### [Exercise requirements]
Read the lines below. Copy out any that hold the string "Live".

### [Raw records]
· · · · · · ·

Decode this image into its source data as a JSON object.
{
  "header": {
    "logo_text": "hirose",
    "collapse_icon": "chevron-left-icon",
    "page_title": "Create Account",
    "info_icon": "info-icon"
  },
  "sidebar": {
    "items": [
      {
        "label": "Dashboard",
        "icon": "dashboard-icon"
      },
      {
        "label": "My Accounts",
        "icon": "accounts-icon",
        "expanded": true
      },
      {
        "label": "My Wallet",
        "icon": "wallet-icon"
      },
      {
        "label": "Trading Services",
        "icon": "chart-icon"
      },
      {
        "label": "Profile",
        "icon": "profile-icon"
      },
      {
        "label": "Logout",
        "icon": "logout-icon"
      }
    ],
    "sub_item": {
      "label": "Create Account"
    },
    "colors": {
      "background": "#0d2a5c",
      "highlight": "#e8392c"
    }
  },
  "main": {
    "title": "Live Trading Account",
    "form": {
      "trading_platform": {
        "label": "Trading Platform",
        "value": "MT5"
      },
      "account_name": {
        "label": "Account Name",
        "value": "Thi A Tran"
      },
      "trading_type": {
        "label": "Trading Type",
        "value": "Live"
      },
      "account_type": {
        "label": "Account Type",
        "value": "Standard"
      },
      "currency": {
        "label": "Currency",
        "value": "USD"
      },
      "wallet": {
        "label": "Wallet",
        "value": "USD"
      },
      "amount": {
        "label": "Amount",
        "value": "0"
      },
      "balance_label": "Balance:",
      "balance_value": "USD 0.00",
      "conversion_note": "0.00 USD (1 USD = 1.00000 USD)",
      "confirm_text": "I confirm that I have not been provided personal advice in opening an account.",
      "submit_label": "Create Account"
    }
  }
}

· · · · · · ·

### [Answer to the problem]
    "title": "Live Trading Account",
        "value": "Live"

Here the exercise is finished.